Task to complete: Set out in full each line of the material in which the string "legend" appears.

Available records:
◆ ◆ ◆ ◆

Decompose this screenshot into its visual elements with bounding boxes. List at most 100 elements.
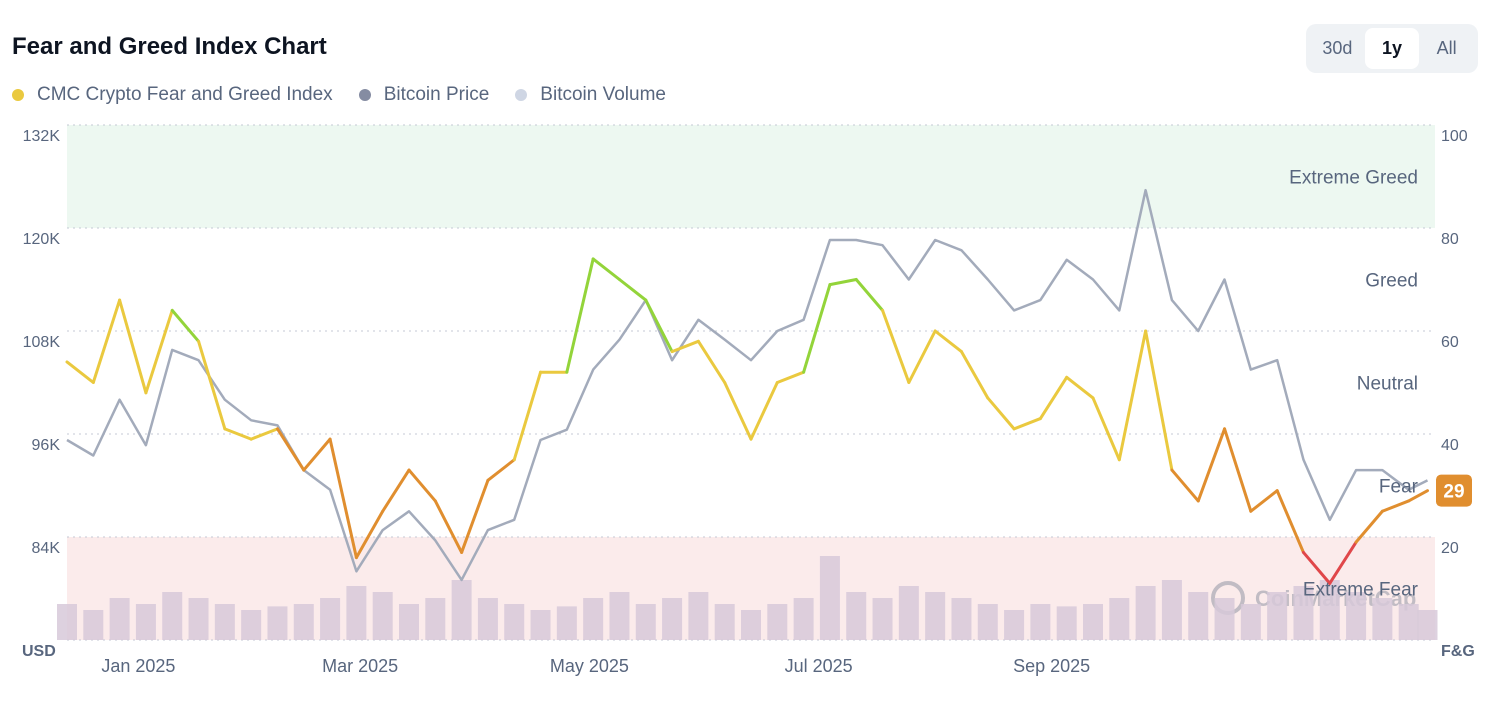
fear-greed-segment bbox=[565, 257, 595, 374]
range-button-30d[interactable]: 30d bbox=[1322, 38, 1353, 58]
volume-bar bbox=[688, 592, 709, 640]
fear-greed-segment bbox=[407, 468, 437, 503]
fear-greed-segment bbox=[460, 478, 490, 554]
volume-bar bbox=[83, 610, 104, 640]
volume-bar bbox=[241, 610, 262, 640]
volume-bar bbox=[1109, 598, 1130, 640]
fear-greed-segment bbox=[986, 396, 1016, 431]
volume-bar bbox=[530, 610, 551, 640]
volume-bar bbox=[767, 604, 788, 640]
fear-greed-segment bbox=[433, 499, 464, 554]
volume-bar bbox=[214, 604, 235, 640]
fear-greed-segment bbox=[907, 329, 937, 384]
fear-greed-segment bbox=[644, 298, 674, 354]
zone-label: Greed bbox=[1365, 271, 1418, 292]
fear-greed-segment bbox=[1117, 329, 1148, 462]
volume-bar bbox=[583, 598, 604, 640]
volume-bar bbox=[346, 586, 367, 640]
left-tick-label: 108K bbox=[23, 334, 61, 351]
fear-greed-segment bbox=[118, 298, 148, 395]
fear-greed-segment bbox=[1196, 427, 1227, 503]
volume-bar bbox=[1004, 610, 1025, 640]
fear-greed-segment bbox=[354, 509, 385, 560]
right-tick-label: 100 bbox=[1441, 128, 1468, 145]
right-tick-label: 80 bbox=[1441, 231, 1459, 248]
fear-greed-segment bbox=[854, 278, 885, 312]
fear-greed-segment bbox=[197, 339, 227, 431]
range-button-all[interactable]: All bbox=[1436, 38, 1457, 58]
volume-bar bbox=[635, 604, 656, 640]
volume-bar bbox=[293, 604, 314, 640]
volume-bar bbox=[1188, 592, 1209, 640]
volume-bar bbox=[556, 606, 577, 640]
fear-greed-segment bbox=[775, 370, 806, 384]
zone-band bbox=[67, 125, 1435, 228]
volume-bar bbox=[714, 604, 735, 640]
legend-item-fear-greed[interactable]: CMC Crypto Fear and Greed Index bbox=[12, 84, 333, 106]
volume-bar bbox=[188, 598, 209, 640]
fear-greed-segment bbox=[617, 278, 648, 302]
volume-bar bbox=[819, 556, 840, 640]
volume-bar bbox=[372, 592, 393, 640]
chart-title: Fear and Greed Index Chart bbox=[12, 33, 327, 60]
fear-greed-segment bbox=[1275, 489, 1305, 554]
volume-bar bbox=[741, 610, 761, 640]
fear-greed-segment bbox=[1012, 417, 1042, 431]
left-tick-label: 96K bbox=[32, 437, 61, 454]
fear-greed-segment bbox=[723, 381, 753, 441]
fear-greed-segment bbox=[802, 283, 832, 374]
fear-greed-segment bbox=[1065, 375, 1095, 400]
volume-bar bbox=[267, 606, 288, 640]
fear-greed-segment bbox=[328, 437, 358, 560]
volume-bar bbox=[925, 592, 946, 640]
x-tick-label: Mar 2025 bbox=[322, 656, 398, 676]
fear-greed-segment bbox=[591, 257, 621, 281]
legend-dot-icon bbox=[515, 89, 528, 101]
legend-label: CMC Crypto Fear and Greed Index bbox=[37, 84, 333, 105]
volume-bar bbox=[1056, 606, 1077, 640]
volume-bar bbox=[1319, 580, 1340, 640]
fear-greed-segment bbox=[249, 427, 279, 441]
volume-bar bbox=[477, 598, 498, 640]
volume-bar bbox=[1293, 586, 1314, 640]
fear-greed-segment bbox=[1091, 396, 1121, 462]
fear-greed-segment bbox=[223, 427, 253, 441]
right-axis-unit: F&G bbox=[1441, 643, 1475, 660]
volume-bar bbox=[846, 592, 867, 640]
x-tick-label: Sep 2025 bbox=[1013, 656, 1090, 676]
current-value-badge bbox=[1436, 474, 1472, 507]
legend-item-bitcoin-volume[interactable]: Bitcoin Volume bbox=[515, 84, 666, 106]
fear-greed-segment bbox=[933, 329, 963, 354]
fear-greed-segment bbox=[91, 298, 122, 384]
volume-bar bbox=[399, 604, 419, 640]
range-button-1y[interactable]: 1y bbox=[1364, 28, 1420, 69]
left-axis-unit: USD bbox=[22, 643, 56, 660]
volume-bar bbox=[951, 598, 972, 640]
fear-greed-segment bbox=[696, 339, 727, 384]
fear-greed-segment bbox=[1249, 489, 1279, 513]
legend-item-bitcoin-price[interactable]: Bitcoin Price bbox=[358, 84, 489, 106]
fear-greed-segment bbox=[275, 427, 306, 472]
fear-greed-segment bbox=[302, 437, 332, 472]
volume-bar bbox=[451, 580, 472, 640]
volume-bar bbox=[320, 598, 341, 640]
fear-greed-segment bbox=[1354, 509, 1384, 544]
left-tick-label: 132K bbox=[23, 128, 61, 145]
fear-greed-segment bbox=[1328, 540, 1358, 585]
volume-bar bbox=[1240, 604, 1261, 640]
fear-greed-segment bbox=[1301, 550, 1332, 585]
fear-greed-segment bbox=[486, 458, 516, 482]
fear-greed-segment bbox=[1407, 489, 1429, 503]
current-value-text: 29 bbox=[1443, 482, 1464, 503]
zone-label: Fear bbox=[1379, 477, 1419, 498]
fear-greed-segment bbox=[1380, 499, 1411, 513]
zone-label: Extreme Greed bbox=[1289, 168, 1418, 189]
volume-bar bbox=[1161, 580, 1182, 640]
legend-dot-icon bbox=[358, 89, 371, 101]
fear-greed-segment bbox=[1038, 375, 1069, 421]
volume-bar bbox=[109, 598, 130, 640]
fear-greed-segment bbox=[512, 370, 543, 462]
fear-greed-segment bbox=[1144, 329, 1174, 472]
volume-bar bbox=[1398, 604, 1419, 640]
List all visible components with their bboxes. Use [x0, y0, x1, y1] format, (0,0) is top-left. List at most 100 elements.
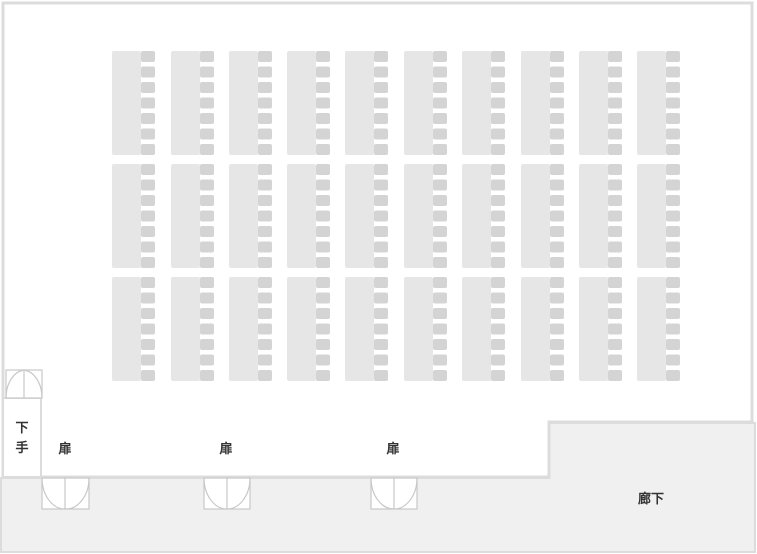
- chair: [258, 113, 272, 124]
- chair: [608, 277, 622, 288]
- chair: [433, 164, 447, 175]
- table: [112, 277, 141, 381]
- chair: [666, 241, 680, 253]
- chair: [550, 323, 564, 335]
- table-group: [637, 277, 680, 381]
- table: [579, 164, 608, 268]
- chair: [258, 292, 272, 304]
- chair: [433, 308, 447, 319]
- chair: [374, 82, 388, 93]
- chair: [491, 257, 505, 268]
- chair: [608, 66, 622, 78]
- chair: [666, 308, 680, 319]
- chair: [666, 226, 680, 237]
- chair: [200, 308, 214, 319]
- chair: [550, 179, 564, 191]
- chair: [550, 354, 564, 366]
- table-group: [287, 51, 330, 155]
- chair: [374, 144, 388, 155]
- chair: [491, 308, 505, 319]
- table-group: [171, 164, 214, 268]
- chair: [141, 339, 155, 350]
- chair: [200, 82, 214, 93]
- chair: [666, 339, 680, 350]
- door-label-1: 扉: [58, 441, 71, 457]
- chair: [374, 66, 388, 78]
- table: [287, 51, 316, 155]
- chair: [433, 323, 447, 335]
- chair: [258, 370, 272, 381]
- chair: [433, 97, 447, 109]
- chair: [258, 66, 272, 78]
- door-3[interactable]: [370, 477, 418, 510]
- chair: [550, 370, 564, 381]
- door-2[interactable]: [203, 477, 251, 510]
- chair: [666, 179, 680, 191]
- chair: [141, 257, 155, 268]
- chair: [550, 292, 564, 304]
- table-group: [112, 164, 155, 268]
- table: [345, 51, 374, 155]
- side-door[interactable]: [5, 369, 43, 399]
- stage-side-label-1: 下: [15, 421, 28, 436]
- chair: [550, 195, 564, 206]
- chair: [491, 144, 505, 155]
- table: [462, 164, 491, 268]
- chair: [141, 164, 155, 175]
- table: [637, 51, 666, 155]
- chair: [491, 210, 505, 222]
- chair: [550, 241, 564, 253]
- table: [404, 51, 433, 155]
- chair: [200, 51, 214, 62]
- chair: [316, 308, 330, 319]
- chair: [258, 210, 272, 222]
- chair: [316, 292, 330, 304]
- chair: [316, 113, 330, 124]
- chair: [200, 226, 214, 237]
- chair: [666, 292, 680, 304]
- chair: [141, 113, 155, 124]
- table-group: [404, 164, 447, 268]
- table: [287, 164, 316, 268]
- chair: [258, 164, 272, 175]
- table-group: [287, 164, 330, 268]
- chair: [374, 370, 388, 381]
- table: [229, 51, 258, 155]
- chair: [316, 257, 330, 268]
- chair: [491, 113, 505, 124]
- chair: [608, 164, 622, 175]
- stage-side-label-2: 手: [15, 440, 28, 456]
- seating-area: [112, 51, 680, 381]
- chair: [200, 179, 214, 191]
- chair: [550, 82, 564, 93]
- chair: [491, 354, 505, 366]
- chair: [316, 51, 330, 62]
- chair: [258, 277, 272, 288]
- chair: [433, 82, 447, 93]
- chair: [141, 97, 155, 109]
- chair: [374, 195, 388, 206]
- chair: [258, 241, 272, 253]
- chair: [258, 97, 272, 109]
- chair: [608, 370, 622, 381]
- door-1[interactable]: [41, 477, 90, 510]
- chair: [608, 257, 622, 268]
- chair: [608, 82, 622, 93]
- chair: [550, 226, 564, 237]
- chair: [200, 257, 214, 268]
- chair: [550, 113, 564, 124]
- chair: [200, 339, 214, 350]
- chair: [141, 354, 155, 366]
- table-group: [229, 164, 272, 268]
- chair: [666, 144, 680, 155]
- chair: [316, 241, 330, 253]
- chair: [374, 257, 388, 268]
- chair: [316, 82, 330, 93]
- chair: [141, 370, 155, 381]
- corridor-label: 廊下: [638, 491, 664, 507]
- chair: [141, 179, 155, 191]
- chair: [374, 51, 388, 62]
- chair: [550, 257, 564, 268]
- chair: [491, 339, 505, 350]
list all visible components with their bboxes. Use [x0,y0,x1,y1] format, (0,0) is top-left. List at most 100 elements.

◆ ◆ ◆ ◆

Written answer:
legend-item-fear-greed[interactable]: CMC Crypto Fear and Greed Index bbox=[12, 84, 333, 106]
legend-dot-icon bbox=[515, 89, 528, 101]
legend-label: CMC Crypto Fear and Greed Index bbox=[37, 84, 333, 105]
legend-item-bitcoin-volume[interactable]: Bitcoin Volume bbox=[515, 84, 666, 106]
legend-item-bitcoin-price[interactable]: Bitcoin Price bbox=[358, 84, 489, 106]
legend-dot-icon bbox=[358, 89, 371, 101]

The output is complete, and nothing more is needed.